====== SELECTED EXTRACT

Member of the Australian Parliament for Fowler
- In office 21 August 2010 – 11 April 2022
- Preceded by: Julia Irwin
- Succeeded by: Dai Le

Member of the Australian Parliament for Werriwa
- In office 19 March 2005 – 21 August 2010
- Preceded by: Mark Latham
- Succeeded by: Laurie Ferguson

Personal details
- Born: Christopher Patrick Hayes 17 July 1955 (age 70) Sydney, New South Wales, Australia
- Party: Australian Labor Party
- Spouse: Bernadette
- Children: 3
- Alma mater: University of Sydney
- Occupation: Industrial officer
- Website: www.chrishayesmp.com

= Chris Hayes (politician) =

Australian politician (born 1955)

Christopher Patrick Hayes (born 17 July 1955) is a former Australian Labor Party politician who served as the member of parliament for Werriwa from 2005 to 2010 and then as the member for Fowler from 2010 to 2022, when he retired from politics.

Hayes held the position of Returning Officer for the Labor Caucus, in which he oversaw elections, including the 2013 leadership spill/ballot in June. He released the official votes between Julia Gillard and Kevin Rudd.

==Early life and education==
Hayes was educated at De La Salle College, Revesby and University of Sydney. He has a Diploma in Labour Relations and Law. He was an industrial officer with the Public Service Professional Officers Association and then with the Australian Workers' Union from 1978 to 1995, then assistant national secretary of the Police Federation of Australia and New Zealand from 1997 to 1999. Since 1999 he has run his own business advising companies and unions on mediation issues.

============

* _WRITTEN EXERCISE 1_:
In the Chris Hayes article, who preceded Hayes as the member for Werriwa?

====== GIVEN DATA

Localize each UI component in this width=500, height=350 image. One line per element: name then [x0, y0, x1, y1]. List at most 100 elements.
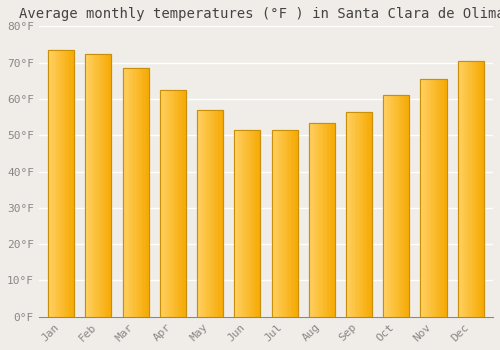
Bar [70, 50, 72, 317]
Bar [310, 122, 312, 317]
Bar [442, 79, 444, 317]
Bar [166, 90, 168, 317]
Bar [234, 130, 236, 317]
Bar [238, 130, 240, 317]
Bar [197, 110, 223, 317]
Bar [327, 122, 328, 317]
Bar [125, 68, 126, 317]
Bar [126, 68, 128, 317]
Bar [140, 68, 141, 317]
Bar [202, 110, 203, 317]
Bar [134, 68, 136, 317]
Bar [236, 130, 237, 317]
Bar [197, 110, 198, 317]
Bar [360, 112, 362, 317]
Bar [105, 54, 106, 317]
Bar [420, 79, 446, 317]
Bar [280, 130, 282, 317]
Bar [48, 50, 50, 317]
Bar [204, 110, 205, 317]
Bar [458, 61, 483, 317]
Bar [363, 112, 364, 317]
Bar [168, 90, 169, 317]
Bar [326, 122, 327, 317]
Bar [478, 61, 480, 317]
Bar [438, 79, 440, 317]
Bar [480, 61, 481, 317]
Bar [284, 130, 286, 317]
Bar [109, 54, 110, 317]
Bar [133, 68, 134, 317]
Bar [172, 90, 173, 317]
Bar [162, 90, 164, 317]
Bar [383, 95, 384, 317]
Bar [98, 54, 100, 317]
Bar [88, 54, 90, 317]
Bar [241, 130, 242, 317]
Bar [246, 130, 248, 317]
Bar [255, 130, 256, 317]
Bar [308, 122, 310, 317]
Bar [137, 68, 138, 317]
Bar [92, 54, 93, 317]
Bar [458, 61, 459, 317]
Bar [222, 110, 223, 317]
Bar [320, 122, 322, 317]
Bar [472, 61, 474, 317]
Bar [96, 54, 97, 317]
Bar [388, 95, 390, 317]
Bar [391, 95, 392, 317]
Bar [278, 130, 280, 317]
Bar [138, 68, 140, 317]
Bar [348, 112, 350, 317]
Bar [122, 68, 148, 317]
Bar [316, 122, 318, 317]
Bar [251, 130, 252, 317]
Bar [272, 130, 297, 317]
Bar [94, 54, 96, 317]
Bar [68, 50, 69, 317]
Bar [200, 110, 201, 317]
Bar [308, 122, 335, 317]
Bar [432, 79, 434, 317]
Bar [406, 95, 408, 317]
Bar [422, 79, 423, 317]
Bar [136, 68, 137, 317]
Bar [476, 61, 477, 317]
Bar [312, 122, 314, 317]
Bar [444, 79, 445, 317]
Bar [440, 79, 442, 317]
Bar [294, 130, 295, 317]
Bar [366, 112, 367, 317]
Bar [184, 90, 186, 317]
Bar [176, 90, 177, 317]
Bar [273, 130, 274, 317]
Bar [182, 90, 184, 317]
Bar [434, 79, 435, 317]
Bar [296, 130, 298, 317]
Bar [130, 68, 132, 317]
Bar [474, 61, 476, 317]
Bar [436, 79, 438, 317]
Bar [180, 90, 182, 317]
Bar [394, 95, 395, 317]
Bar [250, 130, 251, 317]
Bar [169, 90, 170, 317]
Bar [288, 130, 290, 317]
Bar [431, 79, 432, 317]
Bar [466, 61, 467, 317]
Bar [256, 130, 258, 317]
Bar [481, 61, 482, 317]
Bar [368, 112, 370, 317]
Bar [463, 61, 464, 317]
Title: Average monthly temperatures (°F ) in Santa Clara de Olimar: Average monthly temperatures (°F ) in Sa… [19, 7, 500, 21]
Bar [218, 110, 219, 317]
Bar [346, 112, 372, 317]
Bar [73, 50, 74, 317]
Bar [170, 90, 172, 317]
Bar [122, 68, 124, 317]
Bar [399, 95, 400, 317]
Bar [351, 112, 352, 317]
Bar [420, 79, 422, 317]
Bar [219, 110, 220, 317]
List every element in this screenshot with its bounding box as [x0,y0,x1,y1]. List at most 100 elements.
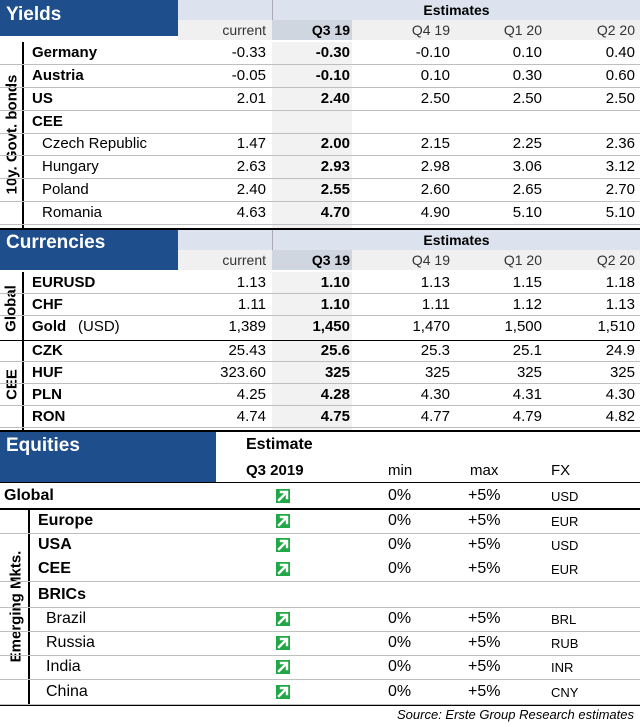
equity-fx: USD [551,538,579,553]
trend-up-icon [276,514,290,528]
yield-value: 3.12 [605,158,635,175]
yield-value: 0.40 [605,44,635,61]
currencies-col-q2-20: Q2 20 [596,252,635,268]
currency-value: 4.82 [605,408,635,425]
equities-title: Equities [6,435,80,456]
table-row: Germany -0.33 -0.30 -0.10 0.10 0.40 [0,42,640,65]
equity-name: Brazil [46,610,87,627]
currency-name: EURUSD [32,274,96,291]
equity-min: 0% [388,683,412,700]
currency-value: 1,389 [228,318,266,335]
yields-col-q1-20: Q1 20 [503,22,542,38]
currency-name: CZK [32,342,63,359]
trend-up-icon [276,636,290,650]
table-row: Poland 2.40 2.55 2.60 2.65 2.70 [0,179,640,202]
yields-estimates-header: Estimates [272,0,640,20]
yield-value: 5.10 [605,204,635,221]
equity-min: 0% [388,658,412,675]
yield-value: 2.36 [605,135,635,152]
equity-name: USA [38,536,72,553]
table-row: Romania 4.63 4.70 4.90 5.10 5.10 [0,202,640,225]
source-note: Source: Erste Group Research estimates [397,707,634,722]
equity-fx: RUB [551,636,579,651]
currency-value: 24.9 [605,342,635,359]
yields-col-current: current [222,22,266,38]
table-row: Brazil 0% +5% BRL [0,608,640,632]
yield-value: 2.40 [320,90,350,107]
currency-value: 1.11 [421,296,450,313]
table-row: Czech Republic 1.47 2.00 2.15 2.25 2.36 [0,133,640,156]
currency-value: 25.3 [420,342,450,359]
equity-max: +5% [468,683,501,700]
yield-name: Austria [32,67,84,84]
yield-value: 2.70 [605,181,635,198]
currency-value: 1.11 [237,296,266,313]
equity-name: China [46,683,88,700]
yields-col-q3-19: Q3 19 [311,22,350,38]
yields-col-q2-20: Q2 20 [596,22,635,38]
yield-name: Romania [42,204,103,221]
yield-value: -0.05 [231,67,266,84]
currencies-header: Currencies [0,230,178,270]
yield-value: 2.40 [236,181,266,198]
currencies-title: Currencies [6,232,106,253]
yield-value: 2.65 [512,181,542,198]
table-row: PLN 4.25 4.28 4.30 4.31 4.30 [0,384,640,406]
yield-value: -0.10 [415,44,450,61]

============

* _WRITTEN EXERCISE 2_:
Output the records from the line containing "Bar [70, 50, 72, 317]" through the line containing "Bar [126, 68, 128, 317]", both included, as a Markdown table with columns No. and Entry, with blank lines left out.

* _COMPLETE RESPONSE 1_:
Mark Latham

* _COMPLETE RESPONSE 2_:
| No. | Entry |
|---|---|
| 1 | Bar [70, 50, 72, 317] |
| 2 | Bar [310, 122, 312, 317] |
| 3 | Bar [442, 79, 444, 317] |
| 4 | Bar [166, 90, 168, 317] |
| 5 | Bar [234, 130, 236, 317] |
| 6 | Bar [238, 130, 240, 317] |
| 7 | Bar [197, 110, 223, 317] |
| 8 | Bar [327, 122, 328, 317] |
| 9 | Bar [125, 68, 126, 317] |
| 10 | Bar [126, 68, 128, 317] |